## Written exercise
From the data that follows, copy every line holding the string "لیکن".
━━ Material to process
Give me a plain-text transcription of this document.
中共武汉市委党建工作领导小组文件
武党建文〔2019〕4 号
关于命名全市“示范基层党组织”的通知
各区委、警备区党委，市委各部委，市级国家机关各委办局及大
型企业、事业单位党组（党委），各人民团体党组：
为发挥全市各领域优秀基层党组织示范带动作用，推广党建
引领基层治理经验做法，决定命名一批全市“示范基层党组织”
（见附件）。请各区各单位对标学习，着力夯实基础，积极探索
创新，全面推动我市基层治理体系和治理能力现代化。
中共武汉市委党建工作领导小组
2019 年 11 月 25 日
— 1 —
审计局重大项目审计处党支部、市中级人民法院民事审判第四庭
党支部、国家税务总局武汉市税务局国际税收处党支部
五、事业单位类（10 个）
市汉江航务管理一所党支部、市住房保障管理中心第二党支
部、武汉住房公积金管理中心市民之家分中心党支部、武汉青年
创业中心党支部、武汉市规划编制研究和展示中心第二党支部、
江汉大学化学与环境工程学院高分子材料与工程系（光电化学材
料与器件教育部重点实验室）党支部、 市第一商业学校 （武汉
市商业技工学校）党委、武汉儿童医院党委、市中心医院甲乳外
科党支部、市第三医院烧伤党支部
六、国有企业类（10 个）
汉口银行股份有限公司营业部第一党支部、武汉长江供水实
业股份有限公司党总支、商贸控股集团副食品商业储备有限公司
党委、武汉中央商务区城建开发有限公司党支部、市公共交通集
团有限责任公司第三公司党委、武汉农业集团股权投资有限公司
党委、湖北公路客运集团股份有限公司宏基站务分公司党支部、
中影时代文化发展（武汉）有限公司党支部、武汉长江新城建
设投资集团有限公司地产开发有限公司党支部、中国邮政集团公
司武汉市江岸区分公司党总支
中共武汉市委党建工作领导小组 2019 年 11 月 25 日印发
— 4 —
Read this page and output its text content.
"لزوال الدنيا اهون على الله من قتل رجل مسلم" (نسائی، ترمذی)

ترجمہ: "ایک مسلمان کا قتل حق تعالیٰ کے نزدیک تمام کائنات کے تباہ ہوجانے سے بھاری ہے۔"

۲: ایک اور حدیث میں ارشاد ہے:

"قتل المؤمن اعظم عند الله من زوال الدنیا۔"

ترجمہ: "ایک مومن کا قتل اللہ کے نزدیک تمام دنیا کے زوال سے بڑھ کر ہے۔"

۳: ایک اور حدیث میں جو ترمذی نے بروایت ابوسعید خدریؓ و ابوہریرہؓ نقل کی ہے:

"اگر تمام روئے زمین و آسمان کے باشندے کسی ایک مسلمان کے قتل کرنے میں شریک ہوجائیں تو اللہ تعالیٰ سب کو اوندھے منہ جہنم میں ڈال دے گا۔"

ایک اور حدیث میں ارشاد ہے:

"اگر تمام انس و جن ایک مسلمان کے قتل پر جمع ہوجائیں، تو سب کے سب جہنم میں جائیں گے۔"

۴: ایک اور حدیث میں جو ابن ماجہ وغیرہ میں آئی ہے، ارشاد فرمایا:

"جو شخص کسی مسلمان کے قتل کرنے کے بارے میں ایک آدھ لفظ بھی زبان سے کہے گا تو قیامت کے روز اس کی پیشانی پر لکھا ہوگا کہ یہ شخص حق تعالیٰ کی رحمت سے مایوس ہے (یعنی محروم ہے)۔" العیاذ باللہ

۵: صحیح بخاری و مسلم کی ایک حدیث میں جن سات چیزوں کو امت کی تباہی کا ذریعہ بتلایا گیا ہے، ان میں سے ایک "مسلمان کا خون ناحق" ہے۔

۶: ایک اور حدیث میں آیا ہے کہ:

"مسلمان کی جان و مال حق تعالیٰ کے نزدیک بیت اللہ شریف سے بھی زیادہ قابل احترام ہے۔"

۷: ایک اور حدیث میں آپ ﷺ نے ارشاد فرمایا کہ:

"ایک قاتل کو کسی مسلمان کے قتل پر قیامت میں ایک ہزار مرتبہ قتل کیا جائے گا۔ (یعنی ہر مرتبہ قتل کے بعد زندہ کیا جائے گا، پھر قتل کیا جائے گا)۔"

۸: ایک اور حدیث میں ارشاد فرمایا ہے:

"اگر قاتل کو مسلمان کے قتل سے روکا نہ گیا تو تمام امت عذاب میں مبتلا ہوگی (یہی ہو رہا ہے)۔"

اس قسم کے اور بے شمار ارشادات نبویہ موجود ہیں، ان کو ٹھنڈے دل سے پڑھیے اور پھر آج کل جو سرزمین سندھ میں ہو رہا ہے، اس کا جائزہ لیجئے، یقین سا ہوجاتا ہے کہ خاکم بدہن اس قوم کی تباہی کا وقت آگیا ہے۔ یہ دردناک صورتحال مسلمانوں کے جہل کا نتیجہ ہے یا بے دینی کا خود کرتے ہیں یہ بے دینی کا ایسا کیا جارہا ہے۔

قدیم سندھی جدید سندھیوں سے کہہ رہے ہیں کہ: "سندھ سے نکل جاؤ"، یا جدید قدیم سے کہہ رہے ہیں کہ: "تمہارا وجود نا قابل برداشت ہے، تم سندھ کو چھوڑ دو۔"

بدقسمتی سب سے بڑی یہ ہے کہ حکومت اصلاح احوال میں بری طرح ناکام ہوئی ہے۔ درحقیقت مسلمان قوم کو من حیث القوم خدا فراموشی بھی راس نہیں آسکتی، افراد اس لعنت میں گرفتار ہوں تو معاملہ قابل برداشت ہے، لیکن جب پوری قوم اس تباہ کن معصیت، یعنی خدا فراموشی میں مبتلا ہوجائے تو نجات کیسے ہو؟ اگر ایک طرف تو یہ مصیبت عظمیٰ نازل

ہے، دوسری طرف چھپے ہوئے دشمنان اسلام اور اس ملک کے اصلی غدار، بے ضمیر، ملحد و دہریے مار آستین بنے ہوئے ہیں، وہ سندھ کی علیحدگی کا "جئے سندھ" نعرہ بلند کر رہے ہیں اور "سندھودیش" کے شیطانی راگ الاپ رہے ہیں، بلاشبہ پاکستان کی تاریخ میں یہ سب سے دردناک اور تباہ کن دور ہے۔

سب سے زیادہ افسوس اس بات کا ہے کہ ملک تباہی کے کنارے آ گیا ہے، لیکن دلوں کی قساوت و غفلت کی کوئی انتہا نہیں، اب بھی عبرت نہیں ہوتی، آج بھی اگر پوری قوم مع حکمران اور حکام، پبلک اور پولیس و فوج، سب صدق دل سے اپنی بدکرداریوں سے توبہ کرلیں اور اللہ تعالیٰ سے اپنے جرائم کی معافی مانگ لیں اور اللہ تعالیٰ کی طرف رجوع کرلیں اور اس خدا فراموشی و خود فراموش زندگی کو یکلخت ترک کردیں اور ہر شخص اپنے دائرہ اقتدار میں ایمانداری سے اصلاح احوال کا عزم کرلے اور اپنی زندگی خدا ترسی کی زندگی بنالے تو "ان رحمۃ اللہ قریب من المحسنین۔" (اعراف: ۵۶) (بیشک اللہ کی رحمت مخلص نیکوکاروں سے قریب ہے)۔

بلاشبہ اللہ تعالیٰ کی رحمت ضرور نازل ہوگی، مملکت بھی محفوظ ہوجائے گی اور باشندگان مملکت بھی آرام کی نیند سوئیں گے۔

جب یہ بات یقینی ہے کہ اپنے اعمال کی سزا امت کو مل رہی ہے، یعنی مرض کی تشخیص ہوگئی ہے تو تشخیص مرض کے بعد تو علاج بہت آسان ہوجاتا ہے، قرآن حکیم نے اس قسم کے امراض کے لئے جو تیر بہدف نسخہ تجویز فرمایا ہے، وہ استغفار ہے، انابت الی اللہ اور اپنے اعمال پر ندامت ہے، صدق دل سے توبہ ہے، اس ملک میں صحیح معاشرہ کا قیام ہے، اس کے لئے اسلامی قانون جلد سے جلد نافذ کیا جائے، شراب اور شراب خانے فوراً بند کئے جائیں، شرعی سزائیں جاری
━━━━
## Answer for the task
بدقسمتی سب سے بڑی یہ ہے کہ حکومت اصلاح احوال میں بری طرح ناکام ہوئی ہے۔ درحقیقت مسلمان قوم کو من حیث القوم خدا فراموشی بھی راس نہیں آسکتی، افراد اس لعنت میں گرفتار ہوں تو معاملہ قابل برداشت ہے، لیکن جب پوری قوم اس تباہ کن معصیت، یعنی خدا فراموشی میں مبتلا ہوجائے تو نجات کیسے ہو؟ اگر ایک طرف تو یہ مصیبت عظمیٰ نازل
سب سے زیادہ افسوس اس بات کا ہے کہ ملک تباہی کے کنارے آ گیا ہے، لیکن دلوں کی قساوت و غفلت کی کوئی انتہا نہیں، اب بھی عبرت نہیں ہوتی، آج بھی اگر پوری قوم مع حکمران اور حکام، پبلک اور پولیس و فوج، سب صدق دل سے اپنی بدکرداریوں سے توبہ کرلیں اور اللہ تعالیٰ سے اپنے جرائم کی معافی مانگ لیں اور اللہ تعالیٰ کی طرف رجوع کرلیں اور اس خدا فراموشی و خود فراموش زندگی کو یکلخت ترک کردیں اور ہر شخص اپنے دائرہ اقتدار میں ایمانداری سے اصلاح احوال کا عزم کرلے اور اپنی زندگی خدا ترسی کی زندگی بنالے تو "ان رحمۃ اللہ قریب من المحسنین۔" (اعراف: ۵۶) (بیشک اللہ کی رحمت مخلص نیکوکاروں سے قریب ہے)۔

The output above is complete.